Problem statement ▸ Images are excluded; otherwise, output every record exactly.

*-*-*

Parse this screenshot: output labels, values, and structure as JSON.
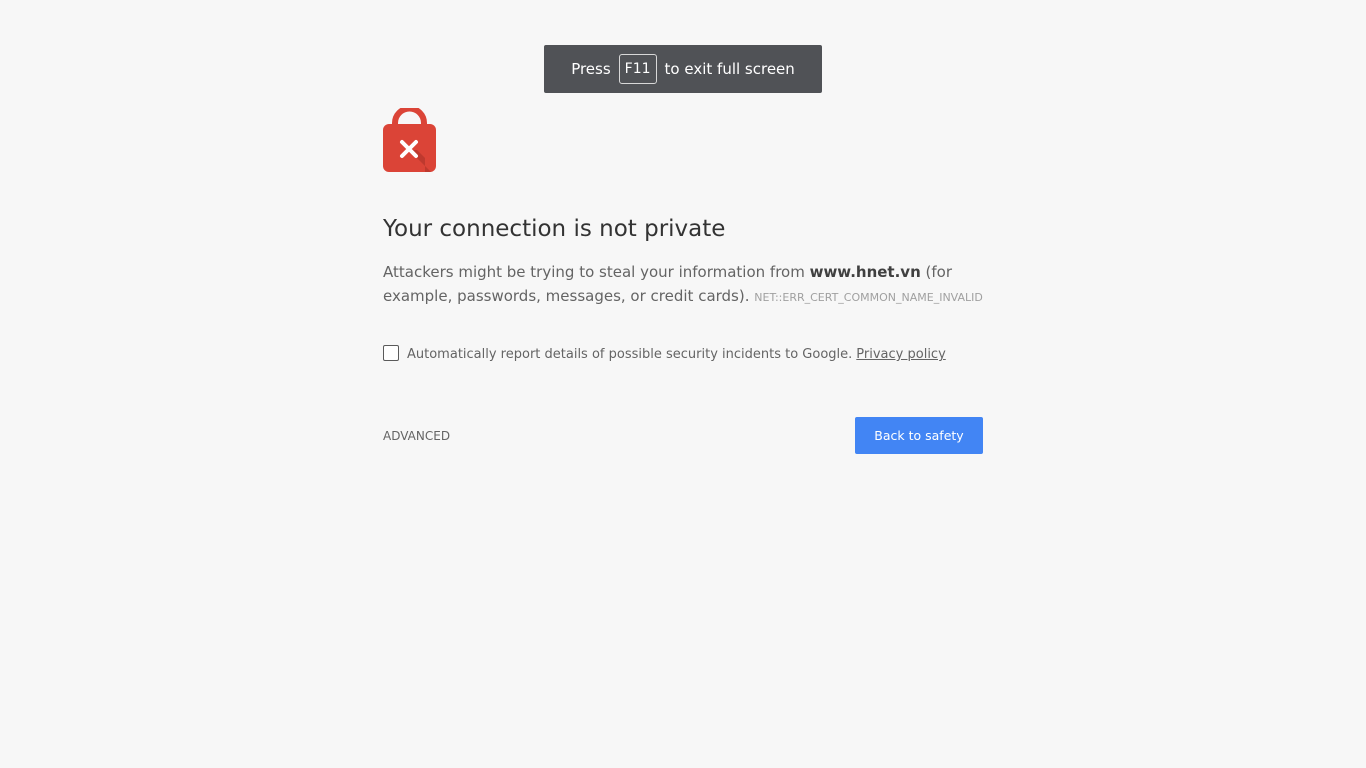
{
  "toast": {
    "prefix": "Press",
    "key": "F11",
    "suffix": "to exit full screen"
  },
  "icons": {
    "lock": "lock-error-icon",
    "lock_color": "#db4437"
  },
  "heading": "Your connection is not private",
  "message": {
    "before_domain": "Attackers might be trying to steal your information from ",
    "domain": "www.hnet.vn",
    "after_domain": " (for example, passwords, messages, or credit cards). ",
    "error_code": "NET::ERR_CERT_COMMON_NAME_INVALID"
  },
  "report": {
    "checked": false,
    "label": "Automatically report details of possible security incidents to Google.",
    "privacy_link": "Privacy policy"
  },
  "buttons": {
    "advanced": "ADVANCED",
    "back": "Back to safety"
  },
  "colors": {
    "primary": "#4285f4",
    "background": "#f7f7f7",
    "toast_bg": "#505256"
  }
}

*-*-*

Final result ▸
Parse this screenshot: output labels, values, and structure as JSON.
{
  "toast": {
    "prefix": "Press",
    "key": "F11",
    "suffix": "to exit full screen"
  },
  "icons": {
    "lock": "lock-error-icon",
    "lock_color": "#db4437"
  },
  "heading": "Your connection is not private",
  "message": {
    "before_domain": "Attackers might be trying to steal your information from ",
    "domain": "www.hnet.vn",
    "after_domain": " (for example, passwords, messages, or credit cards). ",
    "error_code": "NET::ERR_CERT_COMMON_NAME_INVALID"
  },
  "report": {
    "checked": false,
    "label": "Automatically report details of possible security incidents to Google.",
    "privacy_link": "Privacy policy"
  },
  "buttons": {
    "advanced": "ADVANCED",
    "back": "Back to safety"
  },
  "colors": {
    "primary": "#4285f4",
    "background": "#f7f7f7",
    "toast_bg": "#505256"
  }
}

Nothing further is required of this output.